-- START OF Records for this exercise --
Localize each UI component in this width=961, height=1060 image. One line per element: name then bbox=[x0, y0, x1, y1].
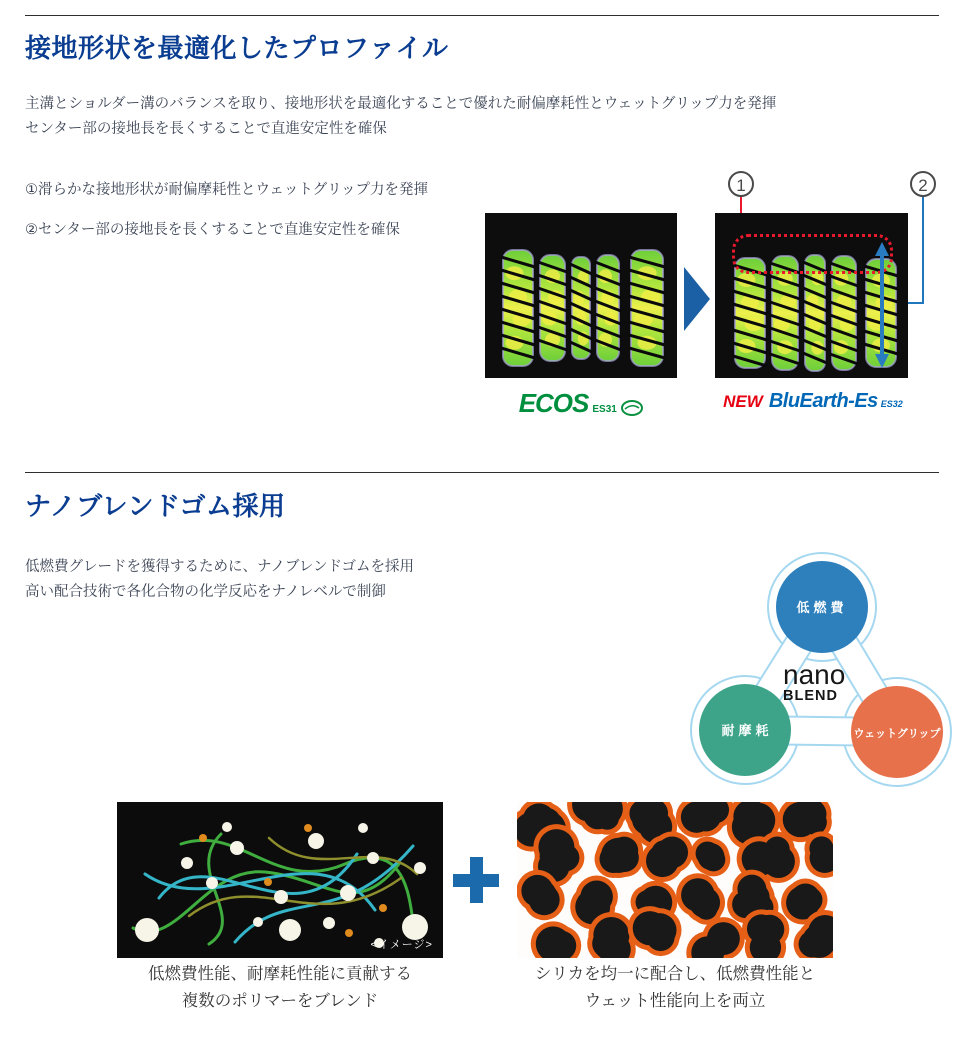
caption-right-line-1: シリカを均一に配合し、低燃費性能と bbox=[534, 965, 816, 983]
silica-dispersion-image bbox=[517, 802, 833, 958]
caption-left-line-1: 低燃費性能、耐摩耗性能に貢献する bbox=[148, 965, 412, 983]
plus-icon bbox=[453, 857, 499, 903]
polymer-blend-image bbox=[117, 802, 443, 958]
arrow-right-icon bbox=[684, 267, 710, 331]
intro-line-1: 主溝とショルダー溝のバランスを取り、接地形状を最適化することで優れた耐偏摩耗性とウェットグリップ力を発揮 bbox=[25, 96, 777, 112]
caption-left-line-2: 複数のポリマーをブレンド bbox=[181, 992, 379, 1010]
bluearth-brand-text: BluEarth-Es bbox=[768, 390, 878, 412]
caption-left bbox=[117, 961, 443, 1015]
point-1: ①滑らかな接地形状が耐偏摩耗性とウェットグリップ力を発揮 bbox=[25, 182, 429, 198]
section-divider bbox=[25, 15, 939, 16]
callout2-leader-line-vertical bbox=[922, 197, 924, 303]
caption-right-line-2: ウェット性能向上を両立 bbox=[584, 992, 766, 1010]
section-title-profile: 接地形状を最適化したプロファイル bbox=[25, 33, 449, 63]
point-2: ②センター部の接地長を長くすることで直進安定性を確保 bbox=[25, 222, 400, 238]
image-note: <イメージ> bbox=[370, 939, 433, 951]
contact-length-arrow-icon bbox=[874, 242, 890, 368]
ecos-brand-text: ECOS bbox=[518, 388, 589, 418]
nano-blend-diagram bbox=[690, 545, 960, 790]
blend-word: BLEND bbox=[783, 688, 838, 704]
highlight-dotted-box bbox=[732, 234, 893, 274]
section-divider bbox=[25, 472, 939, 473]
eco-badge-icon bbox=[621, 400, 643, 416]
-- END OF Records for this exercise --
Repeat the whole listing above word for word, leaving out the picture.

Answer to this problem:
Localize each UI component in this width=961, height=1060 image. One line per element: name then bbox=[x0, y0, x1, y1].
caption-right-line-1: シリカを均一に配合し、低燃費性能と bbox=[534, 965, 816, 983]
silica-dispersion-image bbox=[517, 802, 833, 958]
caption-left-line-1: 低燃費性能、耐摩耗性能に貢献する bbox=[148, 965, 412, 983]
plus-icon bbox=[453, 857, 499, 903]
polymer-blend-image bbox=[117, 802, 443, 958]
arrow-right-icon bbox=[684, 267, 710, 331]
intro-line-1: 主溝とショルダー溝のバランスを取り、接地形状を最適化することで優れた耐偏摩耗性とウェットグリップ力を発揮 bbox=[25, 96, 777, 112]
caption-left-line-2: 複数のポリマーをブレンド bbox=[181, 992, 379, 1010]
bluearth-brand-text: BluEarth-Es bbox=[768, 390, 878, 412]
caption-left bbox=[117, 961, 443, 1015]
point-1: ①滑らかな接地形状が耐偏摩耗性とウェットグリップ力を発揮 bbox=[25, 182, 429, 198]
section-divider bbox=[25, 15, 939, 16]
callout2-leader-line-vertical bbox=[922, 197, 924, 303]
caption-right-line-2: ウェット性能向上を両立 bbox=[584, 992, 766, 1010]
section-title-profile: 接地形状を最適化したプロファイル bbox=[25, 33, 449, 63]
point-2: ②センター部の接地長を長くすることで直進安定性を確保 bbox=[25, 222, 400, 238]
image-note: <イメージ> bbox=[370, 939, 433, 951]
contact-length-arrow-icon bbox=[874, 242, 890, 368]
ecos-brand-text: ECOS bbox=[518, 388, 589, 418]
nano-blend-diagram bbox=[690, 545, 960, 790]
blend-word: BLEND bbox=[783, 688, 838, 704]
highlight-dotted-box bbox=[732, 234, 893, 274]
section-divider bbox=[25, 472, 939, 473]
eco-badge-icon bbox=[621, 400, 643, 416]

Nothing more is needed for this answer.